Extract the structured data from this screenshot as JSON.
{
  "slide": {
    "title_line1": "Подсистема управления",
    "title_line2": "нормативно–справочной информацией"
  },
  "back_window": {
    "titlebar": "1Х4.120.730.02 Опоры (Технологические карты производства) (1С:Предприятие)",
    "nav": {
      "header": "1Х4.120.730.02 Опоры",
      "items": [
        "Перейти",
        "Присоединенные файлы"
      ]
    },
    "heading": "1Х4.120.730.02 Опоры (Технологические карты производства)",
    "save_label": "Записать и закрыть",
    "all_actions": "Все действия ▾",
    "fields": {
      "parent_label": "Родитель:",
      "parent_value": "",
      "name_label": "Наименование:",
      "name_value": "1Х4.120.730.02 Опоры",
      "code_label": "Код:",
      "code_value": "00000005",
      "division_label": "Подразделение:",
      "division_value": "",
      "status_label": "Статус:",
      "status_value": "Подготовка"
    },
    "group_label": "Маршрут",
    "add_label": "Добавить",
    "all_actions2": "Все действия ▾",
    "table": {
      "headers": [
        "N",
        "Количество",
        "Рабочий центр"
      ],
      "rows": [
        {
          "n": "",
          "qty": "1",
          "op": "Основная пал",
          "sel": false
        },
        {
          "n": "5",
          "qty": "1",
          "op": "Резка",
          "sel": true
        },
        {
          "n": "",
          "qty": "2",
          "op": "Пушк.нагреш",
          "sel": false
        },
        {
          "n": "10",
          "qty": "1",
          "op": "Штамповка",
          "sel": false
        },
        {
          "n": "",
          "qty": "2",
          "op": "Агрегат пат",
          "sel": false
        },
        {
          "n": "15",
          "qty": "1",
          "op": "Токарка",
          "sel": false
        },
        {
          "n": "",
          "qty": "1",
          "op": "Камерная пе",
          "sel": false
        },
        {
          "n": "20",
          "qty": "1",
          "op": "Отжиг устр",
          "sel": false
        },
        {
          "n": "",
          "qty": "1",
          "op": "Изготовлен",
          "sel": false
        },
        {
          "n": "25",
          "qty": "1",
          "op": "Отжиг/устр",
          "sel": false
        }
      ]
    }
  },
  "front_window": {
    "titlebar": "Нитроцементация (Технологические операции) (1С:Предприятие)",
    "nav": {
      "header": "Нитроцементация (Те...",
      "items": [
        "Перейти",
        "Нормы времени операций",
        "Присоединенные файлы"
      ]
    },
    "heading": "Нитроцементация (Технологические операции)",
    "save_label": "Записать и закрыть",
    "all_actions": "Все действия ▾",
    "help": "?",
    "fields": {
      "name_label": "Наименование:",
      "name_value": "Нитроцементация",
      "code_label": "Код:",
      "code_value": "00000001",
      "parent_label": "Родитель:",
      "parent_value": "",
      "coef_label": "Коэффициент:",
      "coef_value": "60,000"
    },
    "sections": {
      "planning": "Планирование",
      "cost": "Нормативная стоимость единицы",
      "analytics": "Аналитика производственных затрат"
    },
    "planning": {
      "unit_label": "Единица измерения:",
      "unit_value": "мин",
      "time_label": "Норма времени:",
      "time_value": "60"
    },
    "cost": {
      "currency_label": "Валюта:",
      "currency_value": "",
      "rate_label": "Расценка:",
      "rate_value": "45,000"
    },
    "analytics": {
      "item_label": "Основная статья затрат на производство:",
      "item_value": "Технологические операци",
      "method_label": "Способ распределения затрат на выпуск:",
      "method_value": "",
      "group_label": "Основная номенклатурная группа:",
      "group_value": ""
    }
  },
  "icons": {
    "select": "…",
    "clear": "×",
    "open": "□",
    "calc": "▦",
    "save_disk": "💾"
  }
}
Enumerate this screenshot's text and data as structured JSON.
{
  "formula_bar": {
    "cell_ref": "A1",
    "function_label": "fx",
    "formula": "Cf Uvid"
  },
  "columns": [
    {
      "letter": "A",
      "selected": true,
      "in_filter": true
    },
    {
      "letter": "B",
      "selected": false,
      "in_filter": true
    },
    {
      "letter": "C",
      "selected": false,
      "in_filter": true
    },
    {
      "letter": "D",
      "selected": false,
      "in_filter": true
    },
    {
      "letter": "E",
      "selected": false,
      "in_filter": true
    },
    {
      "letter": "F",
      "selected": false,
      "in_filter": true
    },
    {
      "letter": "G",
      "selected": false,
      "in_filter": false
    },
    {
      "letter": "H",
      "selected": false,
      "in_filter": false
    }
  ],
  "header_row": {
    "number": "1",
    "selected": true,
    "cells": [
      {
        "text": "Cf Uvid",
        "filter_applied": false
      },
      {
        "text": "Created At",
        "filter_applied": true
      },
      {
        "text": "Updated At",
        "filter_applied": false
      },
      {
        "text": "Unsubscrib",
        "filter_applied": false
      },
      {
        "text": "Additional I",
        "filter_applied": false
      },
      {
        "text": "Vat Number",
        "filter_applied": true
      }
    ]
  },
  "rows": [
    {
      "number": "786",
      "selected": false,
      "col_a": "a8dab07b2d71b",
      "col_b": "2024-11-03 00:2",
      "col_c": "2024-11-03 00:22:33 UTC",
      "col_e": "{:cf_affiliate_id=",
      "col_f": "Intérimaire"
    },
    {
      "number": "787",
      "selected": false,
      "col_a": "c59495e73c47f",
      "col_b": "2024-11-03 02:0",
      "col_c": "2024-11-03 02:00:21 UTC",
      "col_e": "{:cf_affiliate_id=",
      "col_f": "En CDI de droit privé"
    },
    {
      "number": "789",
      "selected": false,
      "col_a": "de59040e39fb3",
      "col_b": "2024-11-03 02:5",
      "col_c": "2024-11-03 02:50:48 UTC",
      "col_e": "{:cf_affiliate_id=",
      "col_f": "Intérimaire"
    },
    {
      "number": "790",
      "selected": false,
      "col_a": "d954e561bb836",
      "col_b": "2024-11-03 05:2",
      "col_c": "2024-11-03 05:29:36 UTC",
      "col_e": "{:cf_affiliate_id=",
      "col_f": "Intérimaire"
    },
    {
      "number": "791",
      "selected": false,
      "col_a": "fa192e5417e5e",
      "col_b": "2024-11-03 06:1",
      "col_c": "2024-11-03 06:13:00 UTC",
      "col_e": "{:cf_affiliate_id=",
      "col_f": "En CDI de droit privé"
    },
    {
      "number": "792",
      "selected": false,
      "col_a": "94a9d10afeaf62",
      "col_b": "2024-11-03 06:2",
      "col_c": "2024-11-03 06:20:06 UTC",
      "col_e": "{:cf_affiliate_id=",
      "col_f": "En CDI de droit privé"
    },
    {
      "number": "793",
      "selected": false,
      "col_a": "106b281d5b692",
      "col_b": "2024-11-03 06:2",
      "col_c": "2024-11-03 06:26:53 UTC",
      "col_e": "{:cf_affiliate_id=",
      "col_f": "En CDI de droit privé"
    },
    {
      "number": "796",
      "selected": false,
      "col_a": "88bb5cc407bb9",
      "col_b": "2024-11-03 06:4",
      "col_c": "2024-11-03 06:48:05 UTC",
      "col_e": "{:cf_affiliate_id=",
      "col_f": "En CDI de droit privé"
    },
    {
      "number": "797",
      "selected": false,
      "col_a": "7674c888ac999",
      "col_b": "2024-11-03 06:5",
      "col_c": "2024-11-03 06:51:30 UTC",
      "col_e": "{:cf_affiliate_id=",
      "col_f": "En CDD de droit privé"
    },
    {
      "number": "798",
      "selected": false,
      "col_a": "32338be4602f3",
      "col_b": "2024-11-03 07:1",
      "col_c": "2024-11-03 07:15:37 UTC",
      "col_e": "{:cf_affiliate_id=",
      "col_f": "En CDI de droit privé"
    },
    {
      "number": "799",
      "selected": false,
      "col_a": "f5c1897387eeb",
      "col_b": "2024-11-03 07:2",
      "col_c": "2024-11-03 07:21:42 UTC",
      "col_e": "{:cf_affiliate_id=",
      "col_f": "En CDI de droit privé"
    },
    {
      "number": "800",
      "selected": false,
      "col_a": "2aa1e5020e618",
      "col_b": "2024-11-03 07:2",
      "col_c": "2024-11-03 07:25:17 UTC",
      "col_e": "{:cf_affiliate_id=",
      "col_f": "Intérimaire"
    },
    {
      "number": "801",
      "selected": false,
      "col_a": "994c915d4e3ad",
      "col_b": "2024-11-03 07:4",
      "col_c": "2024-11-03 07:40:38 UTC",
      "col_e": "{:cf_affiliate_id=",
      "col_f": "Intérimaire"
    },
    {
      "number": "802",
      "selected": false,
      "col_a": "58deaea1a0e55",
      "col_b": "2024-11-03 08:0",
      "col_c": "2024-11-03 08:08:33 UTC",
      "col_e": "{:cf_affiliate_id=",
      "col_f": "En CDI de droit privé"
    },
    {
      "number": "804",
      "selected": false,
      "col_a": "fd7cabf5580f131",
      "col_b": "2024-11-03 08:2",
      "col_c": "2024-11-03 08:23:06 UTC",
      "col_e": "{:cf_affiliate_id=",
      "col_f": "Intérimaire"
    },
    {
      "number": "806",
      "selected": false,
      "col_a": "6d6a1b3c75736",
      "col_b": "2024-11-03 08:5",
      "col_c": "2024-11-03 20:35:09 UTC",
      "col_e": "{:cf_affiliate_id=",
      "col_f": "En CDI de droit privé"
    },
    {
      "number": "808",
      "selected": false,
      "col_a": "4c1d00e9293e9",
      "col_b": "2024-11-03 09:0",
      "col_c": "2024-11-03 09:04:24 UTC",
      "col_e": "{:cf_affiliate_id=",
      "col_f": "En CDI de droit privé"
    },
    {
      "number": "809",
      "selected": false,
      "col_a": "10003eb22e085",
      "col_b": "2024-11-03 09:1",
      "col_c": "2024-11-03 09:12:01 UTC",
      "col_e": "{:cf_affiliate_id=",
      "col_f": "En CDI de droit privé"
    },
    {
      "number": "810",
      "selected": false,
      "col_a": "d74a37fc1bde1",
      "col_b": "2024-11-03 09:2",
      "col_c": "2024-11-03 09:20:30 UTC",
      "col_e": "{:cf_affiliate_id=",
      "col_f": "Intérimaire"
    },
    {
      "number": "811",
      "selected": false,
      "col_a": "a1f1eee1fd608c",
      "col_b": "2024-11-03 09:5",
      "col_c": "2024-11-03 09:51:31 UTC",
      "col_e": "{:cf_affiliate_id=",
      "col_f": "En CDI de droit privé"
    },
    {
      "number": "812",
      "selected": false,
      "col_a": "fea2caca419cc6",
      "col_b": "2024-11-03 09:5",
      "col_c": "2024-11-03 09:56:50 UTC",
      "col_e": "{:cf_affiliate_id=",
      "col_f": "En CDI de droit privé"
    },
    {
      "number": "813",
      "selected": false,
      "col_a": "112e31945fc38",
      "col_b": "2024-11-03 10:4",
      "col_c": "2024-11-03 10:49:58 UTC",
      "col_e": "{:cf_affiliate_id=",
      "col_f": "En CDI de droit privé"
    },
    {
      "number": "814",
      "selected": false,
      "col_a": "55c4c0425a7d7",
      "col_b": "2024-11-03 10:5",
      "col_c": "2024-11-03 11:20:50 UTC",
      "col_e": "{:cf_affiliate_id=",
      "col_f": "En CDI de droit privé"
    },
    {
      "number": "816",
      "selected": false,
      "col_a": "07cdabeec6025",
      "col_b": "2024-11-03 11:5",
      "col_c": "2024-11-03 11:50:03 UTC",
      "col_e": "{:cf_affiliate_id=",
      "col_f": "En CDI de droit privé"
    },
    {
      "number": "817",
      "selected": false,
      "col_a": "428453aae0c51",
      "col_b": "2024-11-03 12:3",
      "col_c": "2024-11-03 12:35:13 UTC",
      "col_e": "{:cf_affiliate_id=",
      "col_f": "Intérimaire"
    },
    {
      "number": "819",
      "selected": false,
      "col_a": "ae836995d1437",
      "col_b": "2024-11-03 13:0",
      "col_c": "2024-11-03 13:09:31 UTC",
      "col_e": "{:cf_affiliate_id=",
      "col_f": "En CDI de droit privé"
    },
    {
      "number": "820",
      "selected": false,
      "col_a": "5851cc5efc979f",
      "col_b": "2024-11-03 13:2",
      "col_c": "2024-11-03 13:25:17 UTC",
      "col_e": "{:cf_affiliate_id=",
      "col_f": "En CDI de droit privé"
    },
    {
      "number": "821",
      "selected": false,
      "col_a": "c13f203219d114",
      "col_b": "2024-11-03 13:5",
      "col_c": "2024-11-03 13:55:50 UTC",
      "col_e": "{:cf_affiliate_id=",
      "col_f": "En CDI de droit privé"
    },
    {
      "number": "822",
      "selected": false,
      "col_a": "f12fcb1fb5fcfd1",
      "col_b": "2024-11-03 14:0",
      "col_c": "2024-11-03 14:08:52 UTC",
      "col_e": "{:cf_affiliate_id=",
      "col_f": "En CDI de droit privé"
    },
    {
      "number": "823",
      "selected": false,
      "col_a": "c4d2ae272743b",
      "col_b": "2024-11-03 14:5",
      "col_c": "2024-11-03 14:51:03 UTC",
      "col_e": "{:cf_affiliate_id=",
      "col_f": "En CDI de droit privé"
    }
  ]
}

Exercise description.
Find each line in the records holding the string "времени" and show it.

Exercise response.
        "Нормы времени операций",
      "time_label": "Норма времени:",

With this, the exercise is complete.